__Problem statement__. Print out each entry below exactly, please.

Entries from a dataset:

========

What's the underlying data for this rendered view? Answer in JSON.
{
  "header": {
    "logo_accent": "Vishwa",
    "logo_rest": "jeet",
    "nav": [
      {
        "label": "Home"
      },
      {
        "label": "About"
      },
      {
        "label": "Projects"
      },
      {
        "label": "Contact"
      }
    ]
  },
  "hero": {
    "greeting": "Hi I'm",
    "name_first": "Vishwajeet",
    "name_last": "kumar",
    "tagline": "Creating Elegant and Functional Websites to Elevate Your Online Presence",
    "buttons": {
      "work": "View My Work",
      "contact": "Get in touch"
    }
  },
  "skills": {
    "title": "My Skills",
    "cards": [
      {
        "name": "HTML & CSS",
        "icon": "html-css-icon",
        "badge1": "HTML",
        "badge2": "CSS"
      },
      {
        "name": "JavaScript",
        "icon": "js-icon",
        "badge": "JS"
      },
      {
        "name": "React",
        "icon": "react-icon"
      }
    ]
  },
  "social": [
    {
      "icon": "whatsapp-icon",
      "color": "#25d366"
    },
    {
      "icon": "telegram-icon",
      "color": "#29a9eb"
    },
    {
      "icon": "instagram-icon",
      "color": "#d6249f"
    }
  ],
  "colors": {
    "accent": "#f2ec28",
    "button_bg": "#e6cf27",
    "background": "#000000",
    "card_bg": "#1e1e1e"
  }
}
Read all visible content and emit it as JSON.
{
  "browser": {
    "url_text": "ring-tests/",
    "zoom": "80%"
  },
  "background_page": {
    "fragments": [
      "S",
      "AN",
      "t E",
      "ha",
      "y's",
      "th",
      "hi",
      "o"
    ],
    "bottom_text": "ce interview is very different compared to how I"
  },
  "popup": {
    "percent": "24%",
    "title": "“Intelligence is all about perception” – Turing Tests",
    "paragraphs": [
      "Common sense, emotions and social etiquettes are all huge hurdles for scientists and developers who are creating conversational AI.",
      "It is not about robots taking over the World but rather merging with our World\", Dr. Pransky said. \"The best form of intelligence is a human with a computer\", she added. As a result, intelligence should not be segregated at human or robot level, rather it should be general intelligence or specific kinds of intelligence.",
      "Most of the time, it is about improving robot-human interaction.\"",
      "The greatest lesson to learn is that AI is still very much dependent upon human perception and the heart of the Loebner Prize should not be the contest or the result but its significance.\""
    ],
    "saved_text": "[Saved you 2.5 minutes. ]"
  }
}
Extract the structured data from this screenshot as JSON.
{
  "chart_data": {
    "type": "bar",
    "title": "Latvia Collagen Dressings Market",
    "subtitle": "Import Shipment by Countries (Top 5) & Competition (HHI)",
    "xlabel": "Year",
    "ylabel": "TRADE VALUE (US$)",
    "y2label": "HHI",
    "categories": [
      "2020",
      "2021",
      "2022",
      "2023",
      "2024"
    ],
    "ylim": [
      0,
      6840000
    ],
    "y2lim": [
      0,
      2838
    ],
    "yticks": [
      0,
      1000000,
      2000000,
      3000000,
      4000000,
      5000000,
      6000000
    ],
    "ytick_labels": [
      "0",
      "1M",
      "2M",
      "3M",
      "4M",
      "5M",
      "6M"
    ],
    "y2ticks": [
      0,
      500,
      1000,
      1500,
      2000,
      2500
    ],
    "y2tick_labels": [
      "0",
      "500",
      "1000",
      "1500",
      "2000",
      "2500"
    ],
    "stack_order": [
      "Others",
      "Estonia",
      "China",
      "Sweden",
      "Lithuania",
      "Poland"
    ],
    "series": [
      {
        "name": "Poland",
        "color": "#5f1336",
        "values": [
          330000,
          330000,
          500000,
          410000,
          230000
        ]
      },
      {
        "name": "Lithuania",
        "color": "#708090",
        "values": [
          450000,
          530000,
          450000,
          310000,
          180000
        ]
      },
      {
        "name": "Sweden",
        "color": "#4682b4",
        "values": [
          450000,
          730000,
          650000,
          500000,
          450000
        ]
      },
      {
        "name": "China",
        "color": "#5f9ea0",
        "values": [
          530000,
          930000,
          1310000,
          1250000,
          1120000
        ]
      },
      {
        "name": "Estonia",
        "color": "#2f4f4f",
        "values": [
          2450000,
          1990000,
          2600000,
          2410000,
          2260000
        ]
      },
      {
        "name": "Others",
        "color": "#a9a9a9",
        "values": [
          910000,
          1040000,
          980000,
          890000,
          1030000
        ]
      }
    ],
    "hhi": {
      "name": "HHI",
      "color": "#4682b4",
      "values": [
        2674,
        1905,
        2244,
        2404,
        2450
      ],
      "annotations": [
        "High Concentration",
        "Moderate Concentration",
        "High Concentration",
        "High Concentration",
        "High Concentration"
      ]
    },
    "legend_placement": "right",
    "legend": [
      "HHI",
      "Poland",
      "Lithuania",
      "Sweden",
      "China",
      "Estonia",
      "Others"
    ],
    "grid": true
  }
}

========

__Right answer__.
What's the underlying data for this rendered view? Answer in JSON.
{
  "header": {
    "logo_accent": "Vishwa",
    "logo_rest": "jeet",
    "nav": [
      {
        "label": "Home"
      },
      {
        "label": "About"
      },
      {
        "label": "Projects"
      },
      {
        "label": "Contact"
      }
    ]
  },
  "hero": {
    "greeting": "Hi I'm",
    "name_first": "Vishwajeet",
    "name_last": "kumar",
    "tagline": "Creating Elegant and Functional Websites to Elevate Your Online Presence",
    "buttons": {
      "work": "View My Work",
      "contact": "Get in touch"
    }
  },
  "skills": {
    "title": "My Skills",
    "cards": [
      {
        "name": "HTML & CSS",
        "icon": "html-css-icon",
        "badge1": "HTML",
        "badge2": "CSS"
      },
      {
        "name": "JavaScript",
        "icon": "js-icon",
        "badge": "JS"
      },
      {
        "name": "React",
        "icon": "react-icon"
      }
    ]
  },
  "social": [
    {
      "icon": "whatsapp-icon",
      "color": "#25d366"
    },
    {
      "icon": "telegram-icon",
      "color": "#29a9eb"
    },
    {
      "icon": "instagram-icon",
      "color": "#d6249f"
    }
  ],
  "colors": {
    "accent": "#f2ec28",
    "button_bg": "#e6cf27",
    "background": "#000000",
    "card_bg": "#1e1e1e"
  }
}
Read all visible content and emit it as JSON.
{
  "browser": {
    "url_text": "ring-tests/",
    "zoom": "80%"
  },
  "background_page": {
    "fragments": [
      "S",
      "AN",
      "t E",
      "ha",
      "y's",
      "th",
      "hi",
      "o"
    ],
    "bottom_text": "ce interview is very different compared to how I"
  },
  "popup": {
    "percent": "24%",
    "title": "“Intelligence is all about perception” – Turing Tests",
    "paragraphs": [
      "Common sense, emotions and social etiquettes are all huge hurdles for scientists and developers who are creating conversational AI.",
      "It is not about robots taking over the World but rather merging with our World\", Dr. Pransky said. \"The best form of intelligence is a human with a computer\", she added. As a result, intelligence should not be segregated at human or robot level, rather it should be general intelligence or specific kinds of intelligence.",
      "Most of the time, it is about improving robot-human interaction.\"",
      "The greatest lesson to learn is that AI is still very much dependent upon human perception and the heart of the Loebner Prize should not be the contest or the result but its significance.\""
    ],
    "saved_text": "[Saved you 2.5 minutes. ]"
  }
}
Extract the structured data from this screenshot as JSON.
{
  "chart_data": {
    "type": "bar",
    "title": "Latvia Collagen Dressings Market",
    "subtitle": "Import Shipment by Countries (Top 5) & Competition (HHI)",
    "xlabel": "Year",
    "ylabel": "TRADE VALUE (US$)",
    "y2label": "HHI",
    "categories": [
      "2020",
      "2021",
      "2022",
      "2023",
      "2024"
    ],
    "ylim": [
      0,
      6840000
    ],
    "y2lim": [
      0,
      2838
    ],
    "yticks": [
      0,
      1000000,
      2000000,
      3000000,
      4000000,
      5000000,
      6000000
    ],
    "ytick_labels": [
      "0",
      "1M",
      "2M",
      "3M",
      "4M",
      "5M",
      "6M"
    ],
    "y2ticks": [
      0,
      500,
      1000,
      1500,
      2000,
      2500
    ],
    "y2tick_labels": [
      "0",
      "500",
      "1000",
      "1500",
      "2000",
      "2500"
    ],
    "stack_order": [
      "Others",
      "Estonia",
      "China",
      "Sweden",
      "Lithuania",
      "Poland"
    ],
    "series": [
      {
        "name": "Poland",
        "color": "#5f1336",
        "values": [
          330000,
          330000,
          500000,
          410000,
          230000
        ]
      },
      {
        "name": "Lithuania",
        "color": "#708090",
        "values": [
          450000,
          530000,
          450000,
          310000,
          180000
        ]
      },
      {
        "name": "Sweden",
        "color": "#4682b4",
        "values": [
          450000,
          730000,
          650000,
          500000,
          450000
        ]
      },
      {
        "name": "China",
        "color": "#5f9ea0",
        "values": [
          530000,
          930000,
          1310000,
          1250000,
          1120000
        ]
      },
      {
        "name": "Estonia",
        "color": "#2f4f4f",
        "values": [
          2450000,
          1990000,
          2600000,
          2410000,
          2260000
        ]
      },
      {
        "name": "Others",
        "color": "#a9a9a9",
        "values": [
          910000,
          1040000,
          980000,
          890000,
          1030000
        ]
      }
    ],
    "hhi": {
      "name": "HHI",
      "color": "#4682b4",
      "values": [
        2674,
        1905,
        2244,
        2404,
        2450
      ],
      "annotations": [
        "High Concentration",
        "Moderate Concentration",
        "High Concentration",
        "High Concentration",
        "High Concentration"
      ]
    },
    "legend_placement": "right",
    "legend": [
      "HHI",
      "Poland",
      "Lithuania",
      "Sweden",
      "China",
      "Estonia",
      "Others"
    ],
    "grid": true
  }
}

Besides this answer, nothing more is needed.